◆ Schriftliche Anweisung 1: Entnehmen Sie dem Text über die Mining Academy wortgetreu einen Abschnitt. Setzen Sie bei den Worten "Wir sind auch" ein und enden Sie nach den Worten "ins Spanische übersetzen.".

Wir sind auch dabei, in das Gebiet der Entwässerung einzusteigen. KSB Indonesien ist in diesem Markt exzellent unterwegs, und einer unserer Champions entwickelt gerade einen Kurs über Entwässerung und Saugbaggeranwendungen. Mit Hilfe dieses Kurses können andere Regionen diesen Erfolg wiederholen.
Welche Zukunftspläne haben Sie für die Mining Academy?
Bisher sind alle unsere Schulungsinhalte in englischer Sprache verfasst. Doch in einigen Ländern, in denen wir das größte Potential für Wachstum sehen, wie Chile, Argentinien, Peru, Bolivien und Mexiko, wird Spanisch gesprochen. Einige unserer Kollegen dort würden von Schulungen in ihrer Muttersprache profitieren. Um dieser Gruppe zu helfen, werden wir wichtige technische Schulungsmodule auswählen und ins Spanische übersetzen.

◆ Schriftliche Anweisung 2: Tauschen Sie in den Datensätzen "User Preferences" gegen "User Settings" aus und lassen Sie alles Übrige unverändert. Geben Sie nur die Zeilen von der Zeile mit "shortcut-text: Ctrl+Alt+S (447, 226, 530, 249)" bis einschließlich der Zeile mit "menu-item[interactable]: Networking... (40, 302, 593, 345)" wieder.

[Datenauflistung]

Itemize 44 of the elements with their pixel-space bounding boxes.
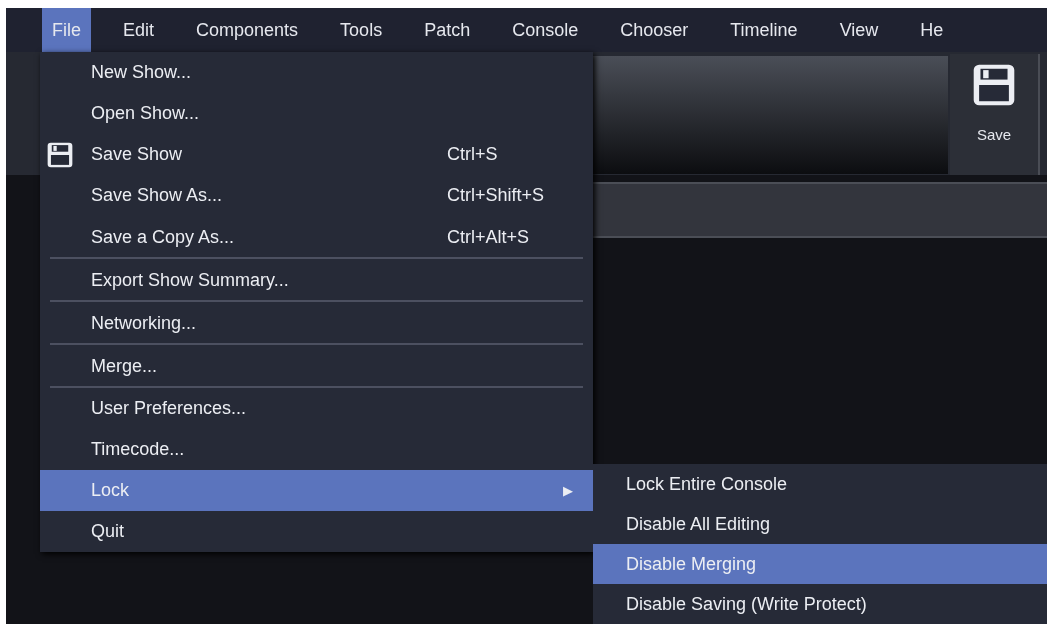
shortcut-text: Ctrl+Alt+S (447, 226, 530, 249)
menu-item[interactable]: Open Show... (40, 93, 593, 134)
menu-item-label: Networking... (91, 312, 197, 335)
menu-item[interactable]: Timecode... (40, 429, 593, 470)
save-icon (46, 140, 74, 169)
menu-item-label: Export Show Summary... (91, 269, 289, 292)
menu-item[interactable]: View (829, 8, 889, 52)
menu-item[interactable]: Save Show As... Ctrl+Shift+S (40, 175, 593, 216)
menu-item[interactable]: User Preferences... (40, 388, 593, 429)
save-button[interactable]: Save (950, 54, 1040, 175)
menu-item[interactable]: Save Show Ctrl+S (40, 134, 593, 175)
menu-item-label: Save Show As... (91, 184, 223, 207)
menu-item[interactable]: Networking... (40, 302, 593, 345)
menu-item[interactable]: He (910, 8, 954, 52)
menu-item[interactable]: Export Show Summary... (40, 259, 593, 302)
menu-item[interactable]: Quit (40, 511, 593, 552)
submenu-item[interactable]: Disable Saving (Write Protect) (593, 584, 1047, 624)
menu-item[interactable]: Chooser (610, 8, 699, 52)
menu-item[interactable]: New Show... (40, 52, 593, 93)
menu-item[interactable]: Patch (414, 8, 481, 52)
menu-item-label: Merge... (91, 355, 158, 378)
menu-item-label: New Show... (91, 61, 192, 84)
shortcut-text: Ctrl+Shift+S (447, 184, 545, 207)
submenu-item[interactable]: Disable Merging (593, 544, 1047, 584)
menu-item-label: Open Show... (91, 102, 200, 125)
menu-item[interactable]: File (42, 8, 91, 52)
menu-item-label: Timecode... (91, 438, 185, 461)
menu-item-label: Quit (91, 520, 124, 543)
menu-item[interactable]: Lock ▶ (40, 470, 593, 511)
menu-item[interactable]: Save a Copy As... Ctrl+Alt+S (40, 216, 593, 259)
submenu-arrow-icon: ▶ (563, 480, 573, 501)
menu-item[interactable]: Console (502, 8, 589, 52)
menu-item[interactable]: Tools (330, 8, 393, 52)
menu-item[interactable]: Merge... (40, 345, 593, 388)
menu-item[interactable]: Timeline (720, 8, 808, 52)
menu-item-label: Save a Copy As... (91, 226, 235, 249)
menu-item-label: User Preferences... (91, 397, 247, 420)
submenu-item[interactable]: Disable All Editing (593, 504, 1047, 544)
menu-item[interactable]: Edit (113, 8, 165, 52)
menu-item-label: Lock (91, 479, 130, 502)
shortcut-text: Ctrl+S (447, 143, 498, 166)
submenu-item[interactable]: Lock Entire Console (593, 464, 1047, 504)
menu-item[interactable]: Components (186, 8, 309, 52)
menu-item-label: Save Show (91, 143, 183, 166)
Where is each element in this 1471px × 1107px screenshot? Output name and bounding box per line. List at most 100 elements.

◆ Antwort zur Aufgabe 1:
Wir sind auch dabei, in das Gebiet der Entwässerung einzusteigen. KSB Indonesien ist in diesem Markt exzellent unterwegs, und einer unserer Champions entwickelt gerade einen Kurs über Entwässerung und Saugbaggeranwendungen. Mit Hilfe dieses Kurses können andere Regionen diesen Erfolg wiederholen.
Welche Zukunftspläne haben Sie für die Mining Academy?
Bisher sind alle unsere Schulungsinhalte in englischer Sprache verfasst. Doch in einigen Ländern, in denen wir das größte Potential für Wachstum sehen, wie Chile, Argentinien, Peru, Bolivien und Mexiko, wird Spanisch gesprochen. Einige unserer Kollegen dort würden von Schulungen in ihrer Muttersprache profitieren. Um dieser Gruppe zu helfen, werden wir wichtige technische Schulungsmodule auswählen und ins Spanische übersetzen.

◆ Antwort zur Aufgabe 2:
shortcut-text: Ctrl+Alt+S (447, 226, 530, 249)
menu-item[interactable]: Open Show... (40, 93, 593, 134)
menu-item-label: Networking... (91, 312, 197, 335)
menu-item[interactable]: Timecode... (40, 429, 593, 470)
save-icon (46, 140, 74, 169)
menu-item-label: Export Show Summary... (91, 269, 289, 292)
menu-item[interactable]: View (829, 8, 889, 52)
menu-item[interactable]: Save Show As... Ctrl+Shift+S (40, 175, 593, 216)
menu-item[interactable]: User Settings... (40, 388, 593, 429)
save-button[interactable]: Save (950, 54, 1040, 175)
menu-item[interactable]: Save Show Ctrl+S (40, 134, 593, 175)
menu-item-label: Save Show As... (91, 184, 223, 207)
menu-item[interactable]: Networking... (40, 302, 593, 345)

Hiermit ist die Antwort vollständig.